SUPPLIED MATERIAL =

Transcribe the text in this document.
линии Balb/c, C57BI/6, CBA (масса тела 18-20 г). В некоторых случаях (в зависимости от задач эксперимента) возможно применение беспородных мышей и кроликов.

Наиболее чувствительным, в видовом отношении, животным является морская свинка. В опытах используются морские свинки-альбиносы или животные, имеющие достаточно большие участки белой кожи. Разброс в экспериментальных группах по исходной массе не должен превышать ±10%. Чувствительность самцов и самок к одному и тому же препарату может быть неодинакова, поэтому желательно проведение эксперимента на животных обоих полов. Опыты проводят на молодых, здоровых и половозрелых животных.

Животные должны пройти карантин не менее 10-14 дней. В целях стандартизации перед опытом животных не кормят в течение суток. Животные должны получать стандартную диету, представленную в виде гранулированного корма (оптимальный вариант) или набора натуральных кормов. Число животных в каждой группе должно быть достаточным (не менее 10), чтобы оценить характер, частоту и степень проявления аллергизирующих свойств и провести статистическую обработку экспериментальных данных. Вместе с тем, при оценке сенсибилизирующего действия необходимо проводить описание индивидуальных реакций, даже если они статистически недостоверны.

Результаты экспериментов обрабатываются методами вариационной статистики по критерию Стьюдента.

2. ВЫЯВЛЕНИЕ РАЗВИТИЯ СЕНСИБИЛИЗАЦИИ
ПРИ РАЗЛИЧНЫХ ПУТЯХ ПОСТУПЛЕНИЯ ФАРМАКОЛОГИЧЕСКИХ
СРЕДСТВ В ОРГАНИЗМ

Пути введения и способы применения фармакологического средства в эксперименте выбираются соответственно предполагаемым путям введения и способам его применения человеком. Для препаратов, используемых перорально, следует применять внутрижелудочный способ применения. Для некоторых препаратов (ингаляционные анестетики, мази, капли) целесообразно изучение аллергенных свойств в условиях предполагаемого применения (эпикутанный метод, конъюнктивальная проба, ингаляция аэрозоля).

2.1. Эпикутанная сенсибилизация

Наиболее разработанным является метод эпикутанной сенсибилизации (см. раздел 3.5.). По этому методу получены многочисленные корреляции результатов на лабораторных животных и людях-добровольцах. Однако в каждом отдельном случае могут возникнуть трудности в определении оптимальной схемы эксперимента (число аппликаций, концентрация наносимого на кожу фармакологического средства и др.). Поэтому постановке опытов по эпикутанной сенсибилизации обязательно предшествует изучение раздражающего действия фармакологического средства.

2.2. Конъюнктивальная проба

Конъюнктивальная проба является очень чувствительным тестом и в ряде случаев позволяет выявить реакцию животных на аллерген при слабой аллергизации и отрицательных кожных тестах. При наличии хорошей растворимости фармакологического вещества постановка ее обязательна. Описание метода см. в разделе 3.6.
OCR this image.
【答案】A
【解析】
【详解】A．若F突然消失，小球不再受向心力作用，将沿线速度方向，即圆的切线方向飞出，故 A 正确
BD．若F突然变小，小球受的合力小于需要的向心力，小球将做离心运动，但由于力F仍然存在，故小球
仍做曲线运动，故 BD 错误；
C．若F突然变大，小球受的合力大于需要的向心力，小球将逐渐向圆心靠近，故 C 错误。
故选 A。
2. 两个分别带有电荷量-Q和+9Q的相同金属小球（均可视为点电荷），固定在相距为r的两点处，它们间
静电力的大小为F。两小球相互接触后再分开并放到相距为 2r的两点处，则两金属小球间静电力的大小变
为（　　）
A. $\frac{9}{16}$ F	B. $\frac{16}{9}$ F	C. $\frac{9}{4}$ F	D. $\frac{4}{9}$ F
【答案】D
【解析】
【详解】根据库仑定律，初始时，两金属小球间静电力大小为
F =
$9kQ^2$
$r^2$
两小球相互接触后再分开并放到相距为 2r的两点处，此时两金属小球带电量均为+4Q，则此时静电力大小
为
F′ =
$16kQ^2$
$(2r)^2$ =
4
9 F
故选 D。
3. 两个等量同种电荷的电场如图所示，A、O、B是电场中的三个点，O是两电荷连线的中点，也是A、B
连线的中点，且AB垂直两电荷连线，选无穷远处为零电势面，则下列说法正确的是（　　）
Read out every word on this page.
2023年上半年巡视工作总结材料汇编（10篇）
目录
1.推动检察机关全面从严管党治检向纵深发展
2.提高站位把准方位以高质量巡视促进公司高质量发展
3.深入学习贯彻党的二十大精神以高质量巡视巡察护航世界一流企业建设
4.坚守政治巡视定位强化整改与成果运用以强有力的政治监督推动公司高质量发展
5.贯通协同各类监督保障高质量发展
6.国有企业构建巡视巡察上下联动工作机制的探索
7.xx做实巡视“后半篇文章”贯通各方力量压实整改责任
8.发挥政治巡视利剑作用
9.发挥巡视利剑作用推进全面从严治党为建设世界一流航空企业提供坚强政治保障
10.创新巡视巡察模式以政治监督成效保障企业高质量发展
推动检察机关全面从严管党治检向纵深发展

WHAT YOU NEED TO DO =
Extract each line from the entries above that contains the string "Наиболее".

REPLY =
Наиболее чувствительным, в видовом отношении, животным является морская свинка. В опытах используются морские свинки-альбиносы или животные, имеющие достаточно большие участки белой кожи. Разброс в экспериментальных группах по исходной массе не должен превышать ±10%. Чувствительность самцов и самок к одному и тому же препарату может быть неодинакова, поэтому желательно проведение эксперимента на животных обоих полов. Опыты проводят на молодых, здоровых и половозрелых животных.
Наиболее разработанным является метод эпикутанной сенсибилизации (см. раздел 3.5.). По этому методу получены многочисленные корреляции результатов на лабораторных животных и людях-добровольцах. Однако в каждом отдельном случае могут возникнуть трудности в определении оптимальной схемы эксперимента (число аппликаций, концентрация наносимого на кожу фармакологического средства и др.). Поэтому постановке опытов по эпикутанной сенсибилизации обязательно предшествует изучение раздражающего действия фармакологического средства.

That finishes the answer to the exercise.